▶ [Exercise goal] Give back each entry unchanged, minus pictures.

Collected data
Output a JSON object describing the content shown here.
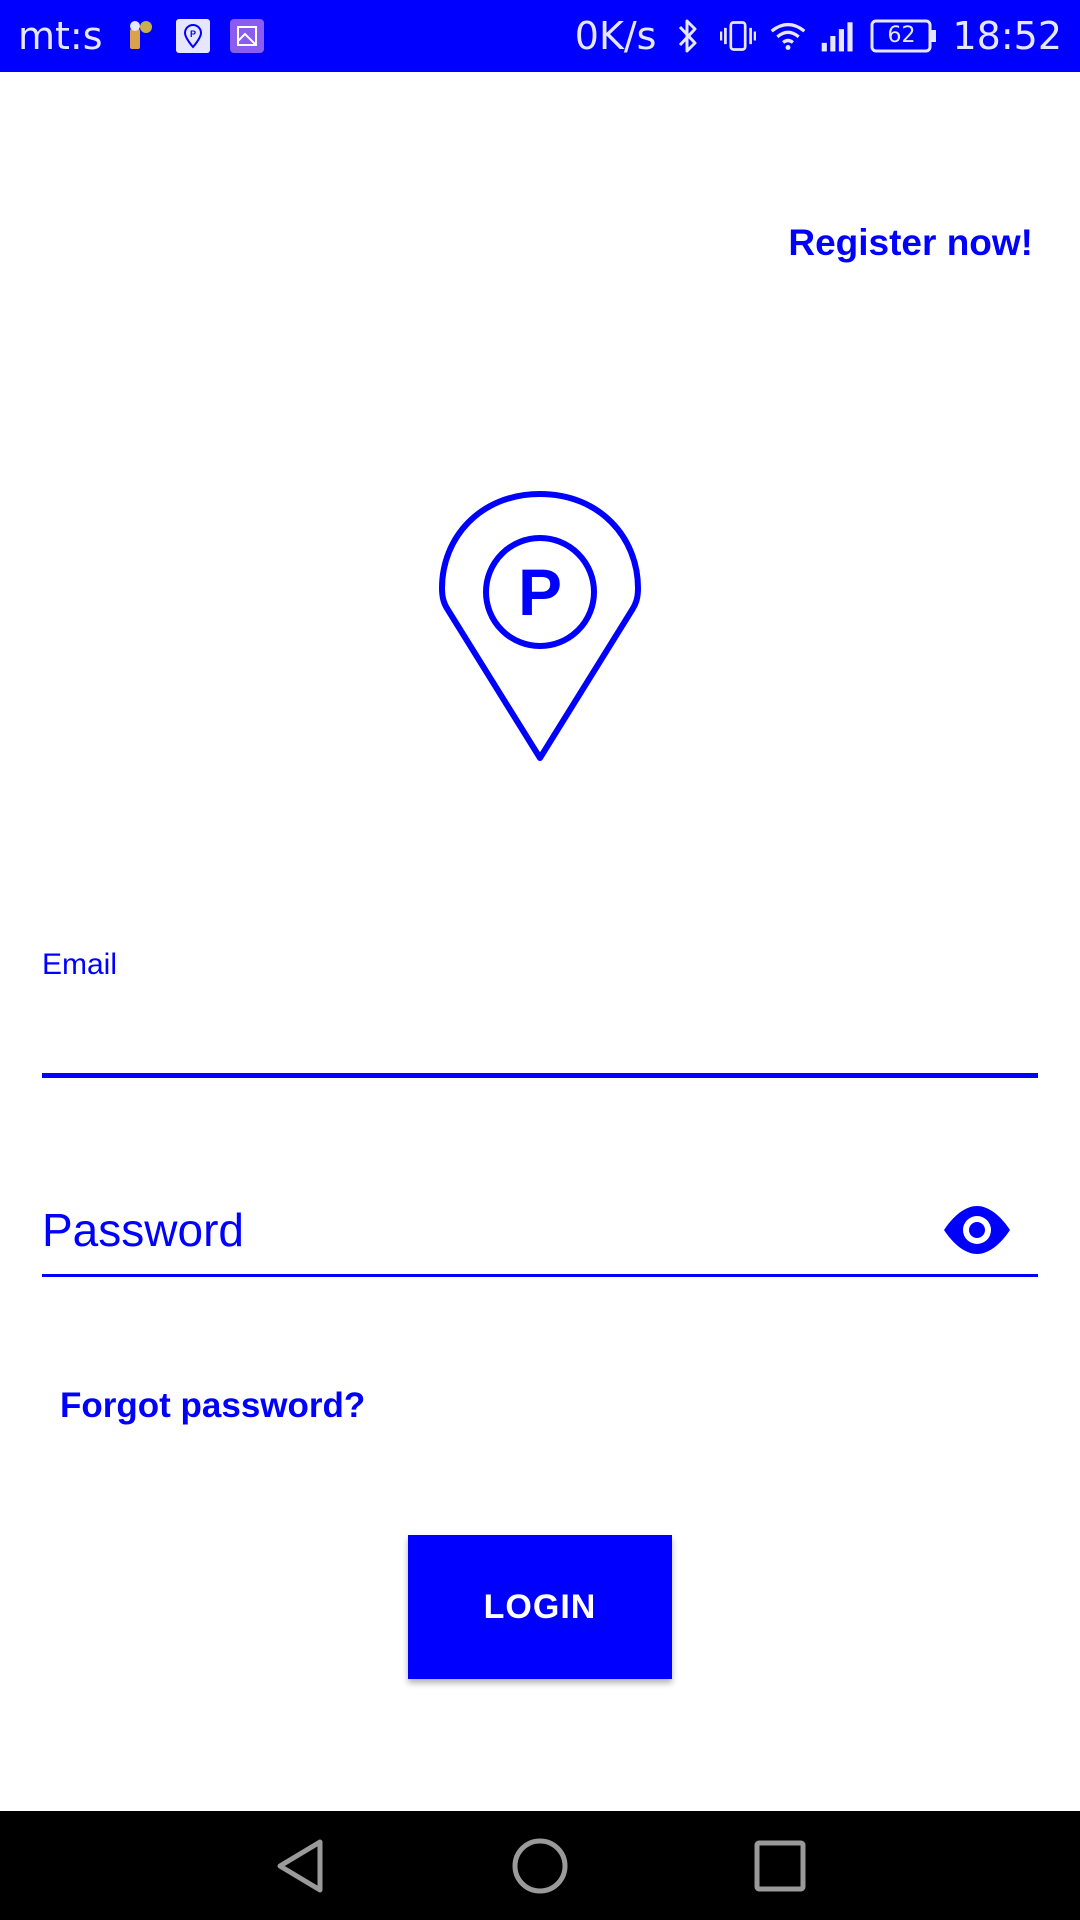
{
  "status_bar": {
    "carrier": "mt:s",
    "network_speed": "0K/s",
    "battery_level": "62",
    "time": "18:52",
    "icons": [
      "figure-icon",
      "parking-app-icon",
      "gallery-icon",
      "bluetooth-icon",
      "vibrate-icon",
      "wifi-icon",
      "signal-icon",
      "battery-icon"
    ]
  },
  "header": {
    "register_label": "Register now!"
  },
  "logo": {
    "icon": "parking-pin-icon",
    "letter": "P"
  },
  "form": {
    "email_label": "Email",
    "email_value": "",
    "password_placeholder": "Password",
    "password_value": "",
    "eye_icon": "eye-icon"
  },
  "links": {
    "forgot_password": "Forgot password?"
  },
  "actions": {
    "login_label": "LOGIN"
  },
  "nav_bar": {
    "buttons": [
      "back-icon",
      "home-icon",
      "recents-icon"
    ]
  },
  "colors": {
    "accent": "#0000ff",
    "background": "#ffffff",
    "nav_bar": "#000000",
    "button_text": "#ffffff"
  }
}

▶ [Exercise answer]
Output a JSON object describing the content shown here.
{
  "status_bar": {
    "carrier": "mt:s",
    "network_speed": "0K/s",
    "battery_level": "62",
    "time": "18:52",
    "icons": [
      "figure-icon",
      "parking-app-icon",
      "gallery-icon",
      "bluetooth-icon",
      "vibrate-icon",
      "wifi-icon",
      "signal-icon",
      "battery-icon"
    ]
  },
  "header": {
    "register_label": "Register now!"
  },
  "logo": {
    "icon": "parking-pin-icon",
    "letter": "P"
  },
  "form": {
    "email_label": "Email",
    "email_value": "",
    "password_placeholder": "Password",
    "password_value": "",
    "eye_icon": "eye-icon"
  },
  "links": {
    "forgot_password": "Forgot password?"
  },
  "actions": {
    "login_label": "LOGIN"
  },
  "nav_bar": {
    "buttons": [
      "back-icon",
      "home-icon",
      "recents-icon"
    ]
  },
  "colors": {
    "accent": "#0000ff",
    "background": "#ffffff",
    "nav_bar": "#000000",
    "button_text": "#ffffff"
  }
}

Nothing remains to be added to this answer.